EXERCISE AIM:
Can you restate the records below word for word?

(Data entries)

>>>>

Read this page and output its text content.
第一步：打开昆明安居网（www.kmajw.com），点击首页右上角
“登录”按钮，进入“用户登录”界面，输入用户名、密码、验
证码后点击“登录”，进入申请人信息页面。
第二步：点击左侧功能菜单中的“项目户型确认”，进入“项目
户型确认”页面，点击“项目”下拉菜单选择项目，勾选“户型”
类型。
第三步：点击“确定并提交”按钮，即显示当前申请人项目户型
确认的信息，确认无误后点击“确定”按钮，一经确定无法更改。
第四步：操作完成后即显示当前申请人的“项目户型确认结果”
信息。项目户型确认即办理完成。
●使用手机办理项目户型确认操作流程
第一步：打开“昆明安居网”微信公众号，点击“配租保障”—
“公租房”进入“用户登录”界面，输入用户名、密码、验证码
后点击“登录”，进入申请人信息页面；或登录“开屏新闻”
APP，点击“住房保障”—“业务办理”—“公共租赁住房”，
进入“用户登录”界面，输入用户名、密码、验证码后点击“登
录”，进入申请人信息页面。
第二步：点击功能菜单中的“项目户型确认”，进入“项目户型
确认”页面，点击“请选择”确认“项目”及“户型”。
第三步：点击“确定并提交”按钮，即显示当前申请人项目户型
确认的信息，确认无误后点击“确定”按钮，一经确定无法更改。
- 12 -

<<<<

PROBLEM SOLUTION:
Read this page and output its text content.
第一步：打开昆明安居网（www.kmajw.com），点击首页右上角
“登录”按钮，进入“用户登录”界面，输入用户名、密码、验
证码后点击“登录”，进入申请人信息页面。
第二步：点击左侧功能菜单中的“项目户型确认”，进入“项目
户型确认”页面，点击“项目”下拉菜单选择项目，勾选“户型”
类型。
第三步：点击“确定并提交”按钮，即显示当前申请人项目户型
确认的信息，确认无误后点击“确定”按钮，一经确定无法更改。
第四步：操作完成后即显示当前申请人的“项目户型确认结果”
信息。项目户型确认即办理完成。
●使用手机办理项目户型确认操作流程
第一步：打开“昆明安居网”微信公众号，点击“配租保障”—
“公租房”进入“用户登录”界面，输入用户名、密码、验证码
后点击“登录”，进入申请人信息页面；或登录“开屏新闻”
APP，点击“住房保障”—“业务办理”—“公共租赁住房”，
进入“用户登录”界面，输入用户名、密码、验证码后点击“登
录”，进入申请人信息页面。
第二步：点击功能菜单中的“项目户型确认”，进入“项目户型
确认”页面，点击“请选择”确认“项目”及“户型”。
第三步：点击“确定并提交”按钮，即显示当前申请人项目户型
确认的信息，确认无误后点击“确定”按钮，一经确定无法更改。
- 12 -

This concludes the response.